Locate the string "Ubicación" throughout the material and copy every line in which it occurs.

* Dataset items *
---------------
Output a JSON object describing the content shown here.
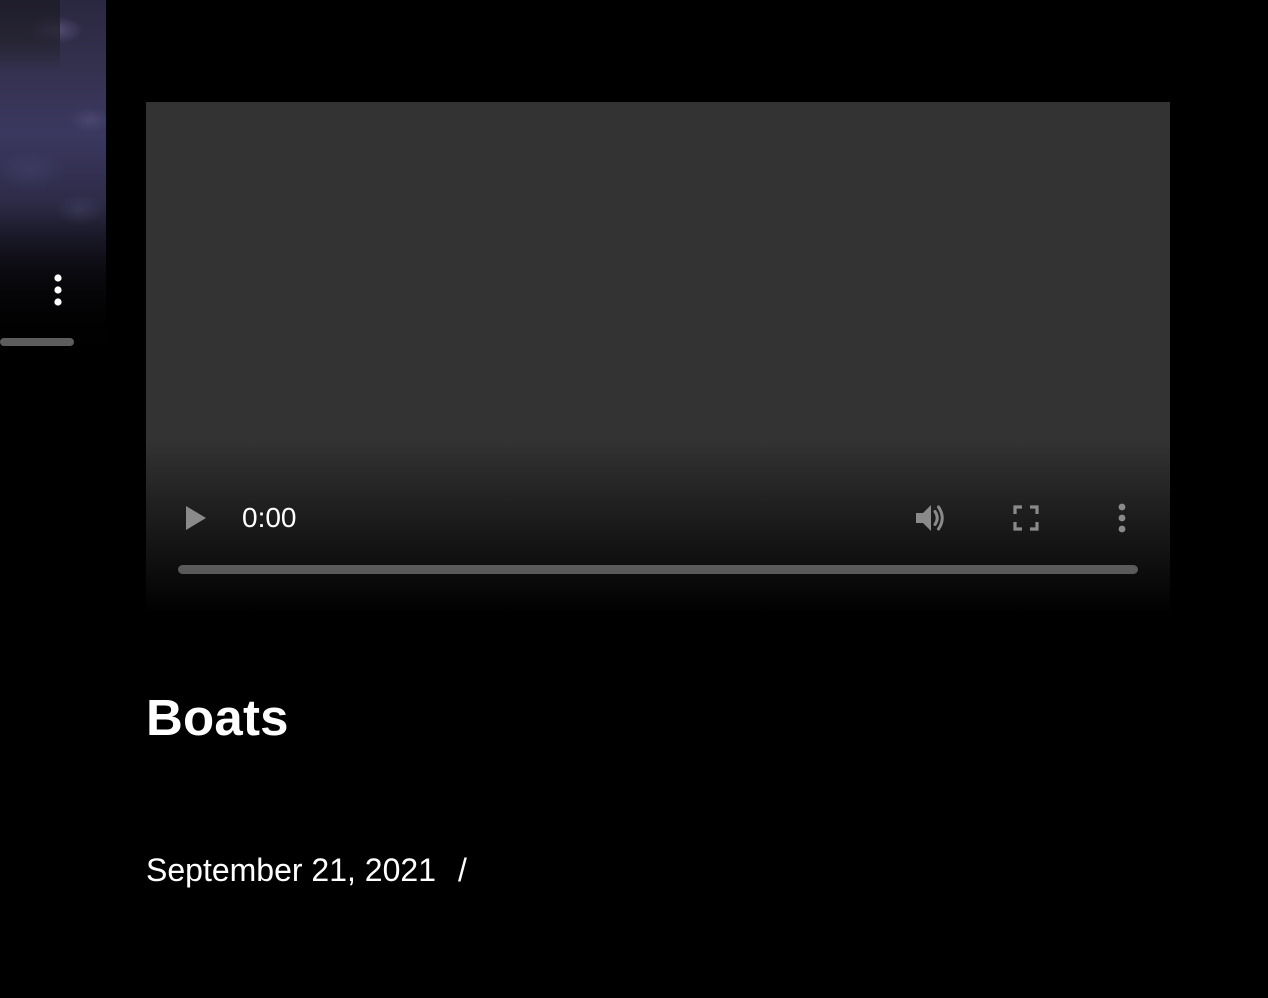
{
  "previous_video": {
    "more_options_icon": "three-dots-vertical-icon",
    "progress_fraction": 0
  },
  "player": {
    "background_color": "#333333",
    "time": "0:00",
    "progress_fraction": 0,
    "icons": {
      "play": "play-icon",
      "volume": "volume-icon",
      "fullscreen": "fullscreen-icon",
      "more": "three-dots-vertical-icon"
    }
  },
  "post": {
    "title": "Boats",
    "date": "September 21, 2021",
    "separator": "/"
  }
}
---------------
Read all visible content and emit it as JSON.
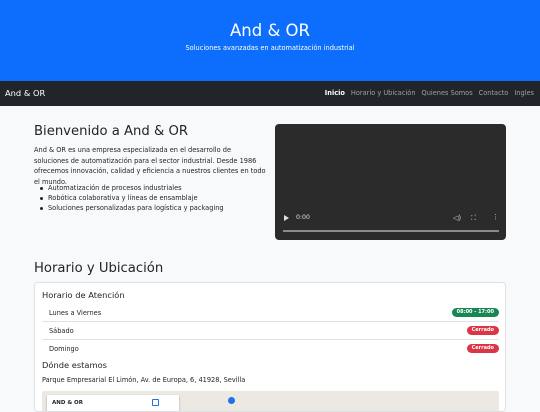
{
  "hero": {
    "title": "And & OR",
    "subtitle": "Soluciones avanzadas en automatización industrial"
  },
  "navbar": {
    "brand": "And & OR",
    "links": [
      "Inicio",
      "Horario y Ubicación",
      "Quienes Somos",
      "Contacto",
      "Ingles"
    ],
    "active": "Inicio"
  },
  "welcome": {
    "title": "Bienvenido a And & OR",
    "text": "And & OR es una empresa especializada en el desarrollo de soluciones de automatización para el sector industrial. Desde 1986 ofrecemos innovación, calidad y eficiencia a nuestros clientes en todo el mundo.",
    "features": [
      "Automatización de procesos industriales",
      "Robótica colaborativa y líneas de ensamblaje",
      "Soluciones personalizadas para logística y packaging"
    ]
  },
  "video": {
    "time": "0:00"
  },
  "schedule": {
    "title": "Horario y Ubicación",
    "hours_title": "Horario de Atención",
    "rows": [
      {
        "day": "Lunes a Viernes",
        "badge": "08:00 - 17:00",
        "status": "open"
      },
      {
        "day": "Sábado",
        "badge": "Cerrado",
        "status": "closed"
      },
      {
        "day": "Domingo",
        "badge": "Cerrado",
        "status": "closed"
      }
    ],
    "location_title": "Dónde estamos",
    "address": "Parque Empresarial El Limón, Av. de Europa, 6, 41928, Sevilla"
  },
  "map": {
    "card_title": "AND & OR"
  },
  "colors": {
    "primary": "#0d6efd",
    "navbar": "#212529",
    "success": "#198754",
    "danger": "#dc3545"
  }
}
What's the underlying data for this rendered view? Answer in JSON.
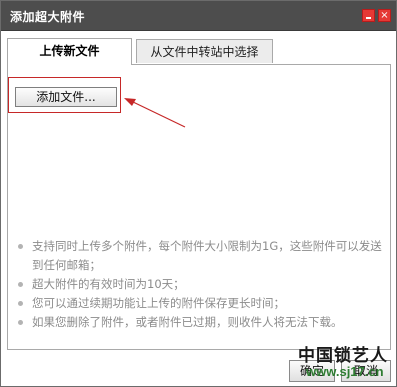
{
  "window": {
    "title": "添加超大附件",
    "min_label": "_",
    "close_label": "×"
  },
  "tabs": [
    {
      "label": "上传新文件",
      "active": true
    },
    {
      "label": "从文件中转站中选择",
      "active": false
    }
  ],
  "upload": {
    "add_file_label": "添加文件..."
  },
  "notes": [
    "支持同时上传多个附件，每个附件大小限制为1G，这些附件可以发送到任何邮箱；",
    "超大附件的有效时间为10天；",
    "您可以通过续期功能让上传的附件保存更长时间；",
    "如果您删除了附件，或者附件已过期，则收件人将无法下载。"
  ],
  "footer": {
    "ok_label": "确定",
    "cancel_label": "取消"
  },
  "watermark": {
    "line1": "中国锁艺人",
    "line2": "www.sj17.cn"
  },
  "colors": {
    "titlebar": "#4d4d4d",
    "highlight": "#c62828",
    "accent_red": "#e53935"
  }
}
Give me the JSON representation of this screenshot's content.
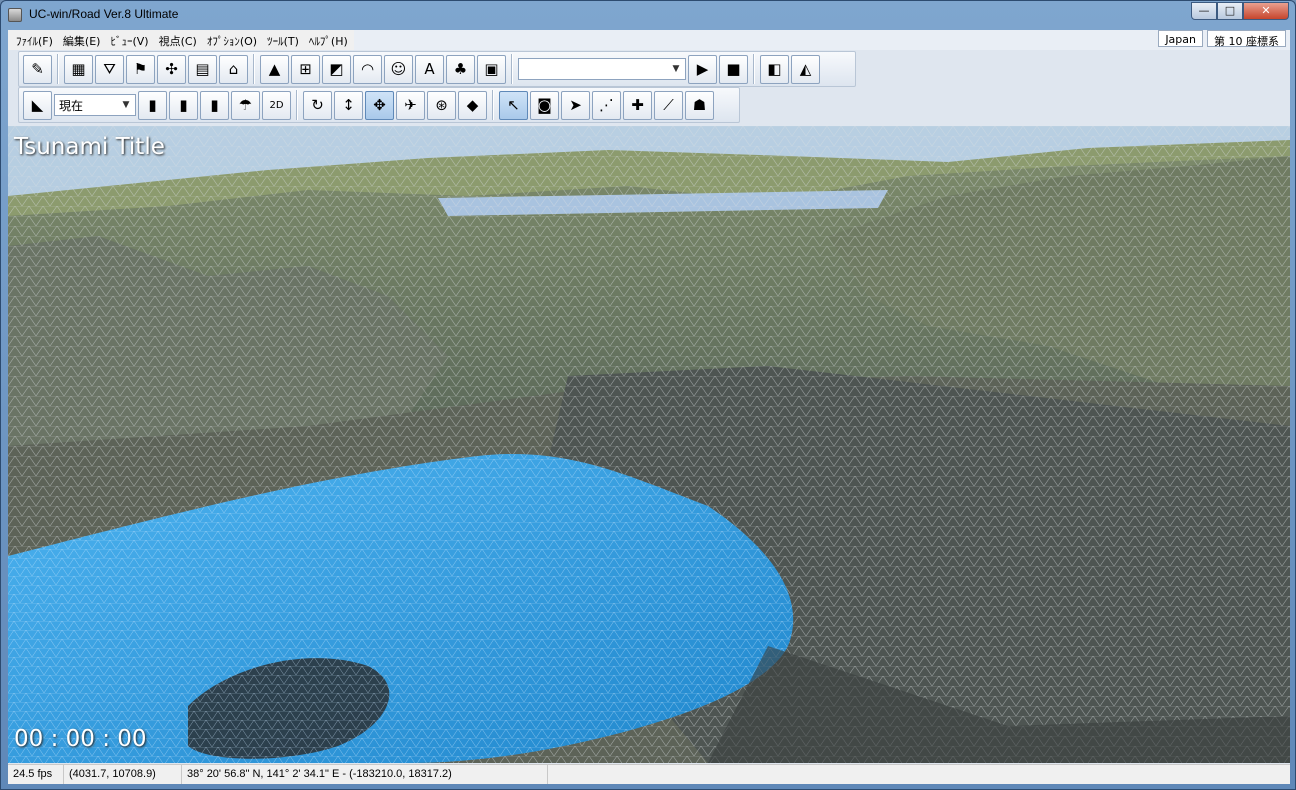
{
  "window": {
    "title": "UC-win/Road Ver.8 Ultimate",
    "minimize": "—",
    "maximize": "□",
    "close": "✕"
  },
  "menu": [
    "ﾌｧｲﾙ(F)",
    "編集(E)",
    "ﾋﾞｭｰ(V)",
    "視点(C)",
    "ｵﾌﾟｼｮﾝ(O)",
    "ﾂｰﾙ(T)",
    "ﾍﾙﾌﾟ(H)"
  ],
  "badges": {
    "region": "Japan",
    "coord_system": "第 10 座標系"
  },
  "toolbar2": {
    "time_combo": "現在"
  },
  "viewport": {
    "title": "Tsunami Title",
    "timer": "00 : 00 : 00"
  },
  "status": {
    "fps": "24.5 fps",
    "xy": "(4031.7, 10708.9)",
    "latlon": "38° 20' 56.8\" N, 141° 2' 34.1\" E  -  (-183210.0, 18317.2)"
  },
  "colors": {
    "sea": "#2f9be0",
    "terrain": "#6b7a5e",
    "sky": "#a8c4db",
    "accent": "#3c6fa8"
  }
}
---------------
* Complete answer *
      "Horario y Ubicación",
    "title": "Horario y Ubicación",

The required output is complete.